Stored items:
=======
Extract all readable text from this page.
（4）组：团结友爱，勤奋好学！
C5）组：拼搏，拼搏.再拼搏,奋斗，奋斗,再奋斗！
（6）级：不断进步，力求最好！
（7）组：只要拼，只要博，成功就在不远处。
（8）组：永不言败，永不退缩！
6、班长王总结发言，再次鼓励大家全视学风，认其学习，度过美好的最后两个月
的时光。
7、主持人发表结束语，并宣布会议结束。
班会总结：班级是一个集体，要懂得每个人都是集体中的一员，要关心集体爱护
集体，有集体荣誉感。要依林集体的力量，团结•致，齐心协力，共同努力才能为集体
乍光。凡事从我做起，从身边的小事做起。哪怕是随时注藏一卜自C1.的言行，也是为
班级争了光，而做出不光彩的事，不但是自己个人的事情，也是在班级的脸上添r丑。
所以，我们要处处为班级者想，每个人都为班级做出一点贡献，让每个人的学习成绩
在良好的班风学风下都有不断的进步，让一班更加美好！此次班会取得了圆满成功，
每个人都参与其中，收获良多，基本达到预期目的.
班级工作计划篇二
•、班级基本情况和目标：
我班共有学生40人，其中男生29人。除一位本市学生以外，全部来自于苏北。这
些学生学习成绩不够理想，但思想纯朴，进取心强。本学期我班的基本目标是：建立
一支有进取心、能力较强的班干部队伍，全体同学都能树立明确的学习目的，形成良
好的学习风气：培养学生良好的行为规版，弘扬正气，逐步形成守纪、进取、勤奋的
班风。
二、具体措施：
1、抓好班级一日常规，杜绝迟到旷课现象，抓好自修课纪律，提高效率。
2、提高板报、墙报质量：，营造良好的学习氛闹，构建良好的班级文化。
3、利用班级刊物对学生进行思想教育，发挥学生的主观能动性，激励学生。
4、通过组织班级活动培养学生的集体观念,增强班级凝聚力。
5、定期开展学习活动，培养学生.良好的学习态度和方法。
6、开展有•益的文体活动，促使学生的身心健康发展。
=======
• [Stated exercise]: Make an exact copy of the data above.

• [Final result]:
Extract all readable text from this page.
（4）组：团结友爱，勤奋好学！
C5）组：拼搏，拼搏.再拼搏,奋斗，奋斗,再奋斗！
（6）级：不断进步，力求最好！
（7）组：只要拼，只要博，成功就在不远处。
（8）组：永不言败，永不退缩！
6、班长王总结发言，再次鼓励大家全视学风，认其学习，度过美好的最后两个月
的时光。
7、主持人发表结束语，并宣布会议结束。
班会总结：班级是一个集体，要懂得每个人都是集体中的一员，要关心集体爱护
集体，有集体荣誉感。要依林集体的力量，团结•致，齐心协力，共同努力才能为集体
乍光。凡事从我做起，从身边的小事做起。哪怕是随时注藏一卜自C1.的言行，也是为
班级争了光，而做出不光彩的事，不但是自己个人的事情，也是在班级的脸上添r丑。
所以，我们要处处为班级者想，每个人都为班级做出一点贡献，让每个人的学习成绩
在良好的班风学风下都有不断的进步，让一班更加美好！此次班会取得了圆满成功，
每个人都参与其中，收获良多，基本达到预期目的.
班级工作计划篇二
•、班级基本情况和目标：
我班共有学生40人，其中男生29人。除一位本市学生以外，全部来自于苏北。这
些学生学习成绩不够理想，但思想纯朴，进取心强。本学期我班的基本目标是：建立
一支有进取心、能力较强的班干部队伍，全体同学都能树立明确的学习目的，形成良
好的学习风气：培养学生良好的行为规版，弘扬正气，逐步形成守纪、进取、勤奋的
班风。
二、具体措施：
1、抓好班级一日常规，杜绝迟到旷课现象，抓好自修课纪律，提高效率。
2、提高板报、墙报质量：，营造良好的学习氛闹，构建良好的班级文化。
3、利用班级刊物对学生进行思想教育，发挥学生的主观能动性，激励学生。
4、通过组织班级活动培养学生的集体观念,增强班级凝聚力。
5、定期开展学习活动，培养学生.良好的学习态度和方法。
6、开展有•益的文体活动，促使学生的身心健康发展。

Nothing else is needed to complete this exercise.